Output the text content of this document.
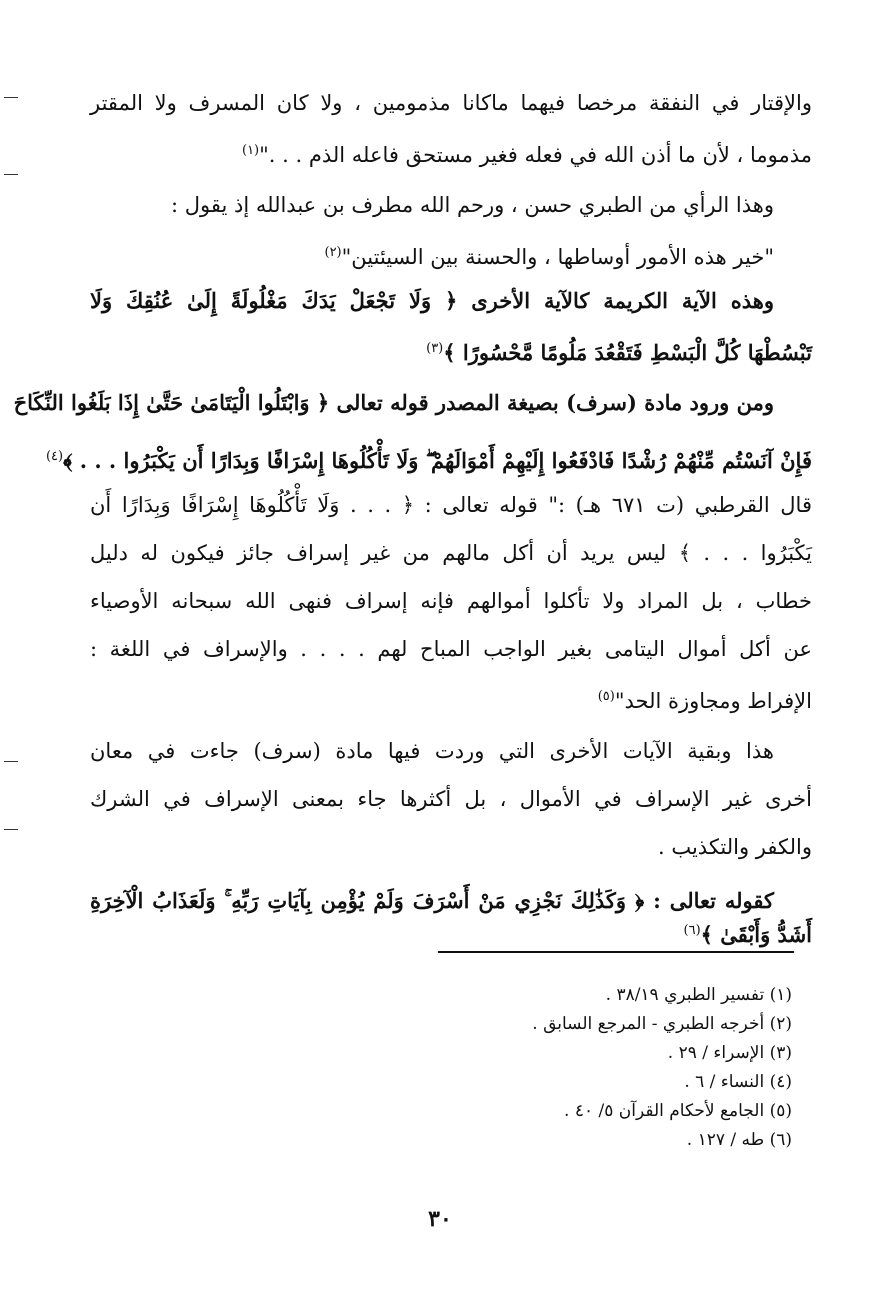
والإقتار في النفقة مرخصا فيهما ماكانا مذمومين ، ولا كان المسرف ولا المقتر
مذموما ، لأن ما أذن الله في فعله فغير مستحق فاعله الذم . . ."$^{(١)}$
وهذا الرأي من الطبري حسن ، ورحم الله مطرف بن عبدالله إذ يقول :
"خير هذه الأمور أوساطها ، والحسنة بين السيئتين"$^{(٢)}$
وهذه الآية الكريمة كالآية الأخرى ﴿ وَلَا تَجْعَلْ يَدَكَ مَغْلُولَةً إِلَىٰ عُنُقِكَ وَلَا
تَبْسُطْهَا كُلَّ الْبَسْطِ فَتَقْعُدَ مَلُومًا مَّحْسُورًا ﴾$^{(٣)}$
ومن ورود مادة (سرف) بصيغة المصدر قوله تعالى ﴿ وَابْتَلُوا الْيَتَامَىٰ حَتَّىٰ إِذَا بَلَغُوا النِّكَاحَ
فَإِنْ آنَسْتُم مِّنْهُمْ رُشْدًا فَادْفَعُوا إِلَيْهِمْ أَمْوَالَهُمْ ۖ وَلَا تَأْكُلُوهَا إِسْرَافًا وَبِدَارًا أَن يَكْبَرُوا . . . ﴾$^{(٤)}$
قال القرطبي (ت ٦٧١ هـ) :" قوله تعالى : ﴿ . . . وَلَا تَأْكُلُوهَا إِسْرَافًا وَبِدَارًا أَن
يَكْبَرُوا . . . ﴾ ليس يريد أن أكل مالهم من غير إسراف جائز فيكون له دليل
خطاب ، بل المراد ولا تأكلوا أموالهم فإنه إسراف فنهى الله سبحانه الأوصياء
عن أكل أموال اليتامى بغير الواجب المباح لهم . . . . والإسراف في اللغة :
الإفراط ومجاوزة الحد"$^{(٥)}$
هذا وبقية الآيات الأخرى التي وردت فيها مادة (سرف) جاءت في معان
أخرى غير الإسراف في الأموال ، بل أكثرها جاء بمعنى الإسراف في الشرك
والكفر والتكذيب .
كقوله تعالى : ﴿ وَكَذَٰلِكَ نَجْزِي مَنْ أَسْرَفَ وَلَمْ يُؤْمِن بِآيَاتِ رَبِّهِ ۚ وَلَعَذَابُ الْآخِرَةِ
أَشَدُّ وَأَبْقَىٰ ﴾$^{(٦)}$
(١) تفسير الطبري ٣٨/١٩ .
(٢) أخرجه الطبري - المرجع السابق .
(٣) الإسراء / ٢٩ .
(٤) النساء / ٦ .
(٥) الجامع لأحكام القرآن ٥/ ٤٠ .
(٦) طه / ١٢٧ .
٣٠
□ □ □
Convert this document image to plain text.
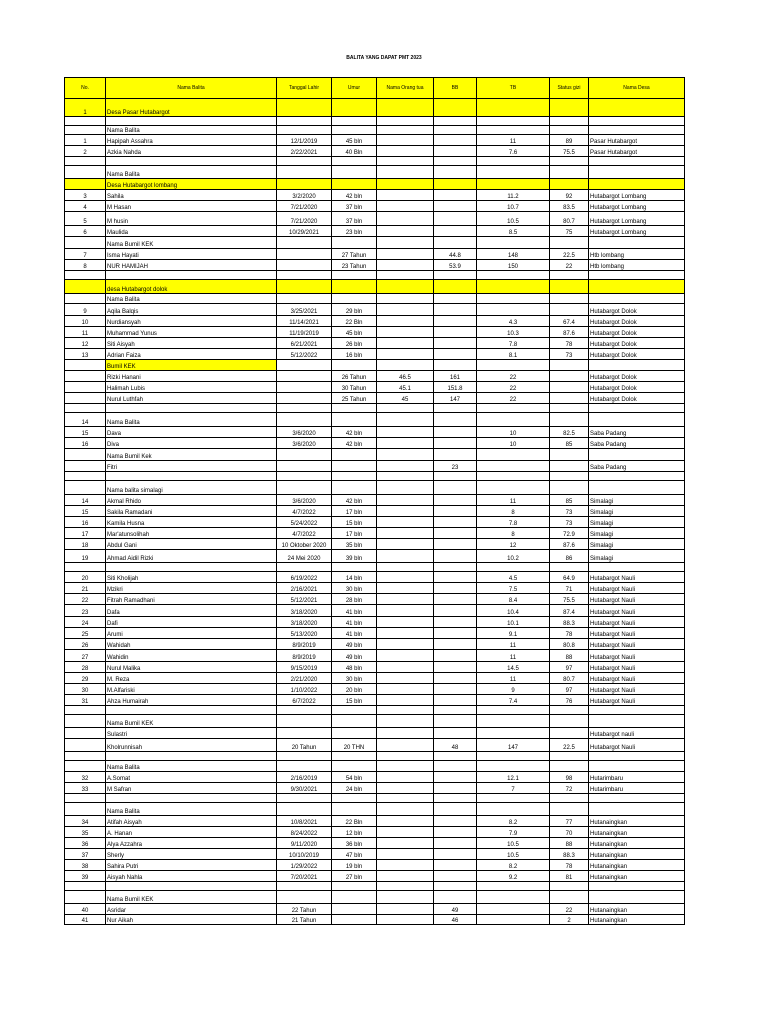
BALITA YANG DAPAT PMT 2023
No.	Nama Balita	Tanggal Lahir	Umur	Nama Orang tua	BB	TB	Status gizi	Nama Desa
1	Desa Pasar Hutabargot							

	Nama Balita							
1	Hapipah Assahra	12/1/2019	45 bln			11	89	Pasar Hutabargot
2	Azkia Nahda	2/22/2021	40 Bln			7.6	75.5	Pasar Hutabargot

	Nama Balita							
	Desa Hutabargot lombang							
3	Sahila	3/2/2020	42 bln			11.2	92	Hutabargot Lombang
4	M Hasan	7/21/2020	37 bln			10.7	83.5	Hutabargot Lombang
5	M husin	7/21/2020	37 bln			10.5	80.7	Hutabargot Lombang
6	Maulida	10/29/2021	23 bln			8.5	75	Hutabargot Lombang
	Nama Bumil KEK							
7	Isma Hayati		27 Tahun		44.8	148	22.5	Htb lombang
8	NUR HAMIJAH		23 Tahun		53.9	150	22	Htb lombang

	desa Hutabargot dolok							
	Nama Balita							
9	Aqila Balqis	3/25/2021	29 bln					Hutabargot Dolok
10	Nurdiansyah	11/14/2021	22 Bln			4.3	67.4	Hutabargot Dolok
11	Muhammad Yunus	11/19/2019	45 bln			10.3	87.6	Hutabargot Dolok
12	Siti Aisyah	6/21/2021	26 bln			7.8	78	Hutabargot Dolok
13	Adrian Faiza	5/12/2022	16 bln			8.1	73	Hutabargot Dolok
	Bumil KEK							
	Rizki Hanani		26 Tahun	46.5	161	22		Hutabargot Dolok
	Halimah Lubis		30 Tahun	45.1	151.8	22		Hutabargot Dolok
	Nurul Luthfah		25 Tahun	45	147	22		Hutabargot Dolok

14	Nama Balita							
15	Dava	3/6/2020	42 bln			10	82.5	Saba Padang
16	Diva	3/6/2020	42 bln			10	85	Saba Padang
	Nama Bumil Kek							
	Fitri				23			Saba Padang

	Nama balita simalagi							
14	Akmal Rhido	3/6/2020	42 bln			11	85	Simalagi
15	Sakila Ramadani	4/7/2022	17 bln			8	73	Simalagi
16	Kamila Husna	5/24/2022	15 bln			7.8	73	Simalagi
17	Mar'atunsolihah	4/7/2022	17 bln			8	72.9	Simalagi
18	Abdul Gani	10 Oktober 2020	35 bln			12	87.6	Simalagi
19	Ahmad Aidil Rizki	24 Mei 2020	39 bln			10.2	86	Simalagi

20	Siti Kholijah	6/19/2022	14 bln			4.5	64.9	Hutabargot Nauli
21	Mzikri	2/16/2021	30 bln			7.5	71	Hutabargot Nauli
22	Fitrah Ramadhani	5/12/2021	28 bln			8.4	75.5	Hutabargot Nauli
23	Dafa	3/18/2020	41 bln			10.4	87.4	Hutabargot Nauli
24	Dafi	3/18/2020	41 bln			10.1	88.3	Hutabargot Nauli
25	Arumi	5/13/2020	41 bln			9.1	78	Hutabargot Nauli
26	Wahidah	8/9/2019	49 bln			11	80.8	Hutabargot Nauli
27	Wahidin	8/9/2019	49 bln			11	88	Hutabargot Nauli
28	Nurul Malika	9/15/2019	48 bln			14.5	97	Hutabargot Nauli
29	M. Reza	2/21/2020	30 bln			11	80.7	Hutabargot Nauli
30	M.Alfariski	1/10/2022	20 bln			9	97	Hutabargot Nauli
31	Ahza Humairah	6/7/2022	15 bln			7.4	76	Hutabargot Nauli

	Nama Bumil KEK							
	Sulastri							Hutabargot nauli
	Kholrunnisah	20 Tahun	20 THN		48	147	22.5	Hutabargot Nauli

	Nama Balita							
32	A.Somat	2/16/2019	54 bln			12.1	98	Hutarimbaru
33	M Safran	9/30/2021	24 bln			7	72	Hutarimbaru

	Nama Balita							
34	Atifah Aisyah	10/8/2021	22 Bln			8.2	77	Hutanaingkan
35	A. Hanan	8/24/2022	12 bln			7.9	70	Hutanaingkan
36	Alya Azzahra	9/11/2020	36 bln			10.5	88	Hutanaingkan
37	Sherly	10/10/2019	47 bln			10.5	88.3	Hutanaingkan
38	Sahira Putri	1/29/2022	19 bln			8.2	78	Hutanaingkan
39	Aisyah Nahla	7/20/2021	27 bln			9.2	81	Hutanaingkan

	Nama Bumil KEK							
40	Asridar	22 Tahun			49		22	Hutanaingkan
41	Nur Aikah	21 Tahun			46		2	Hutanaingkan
□ □ □
Exercise requirements: From the data, list each line in which the string "text" appears.

Solution to this exercise:
Output the text content of this document.
Convert this document image to plain text.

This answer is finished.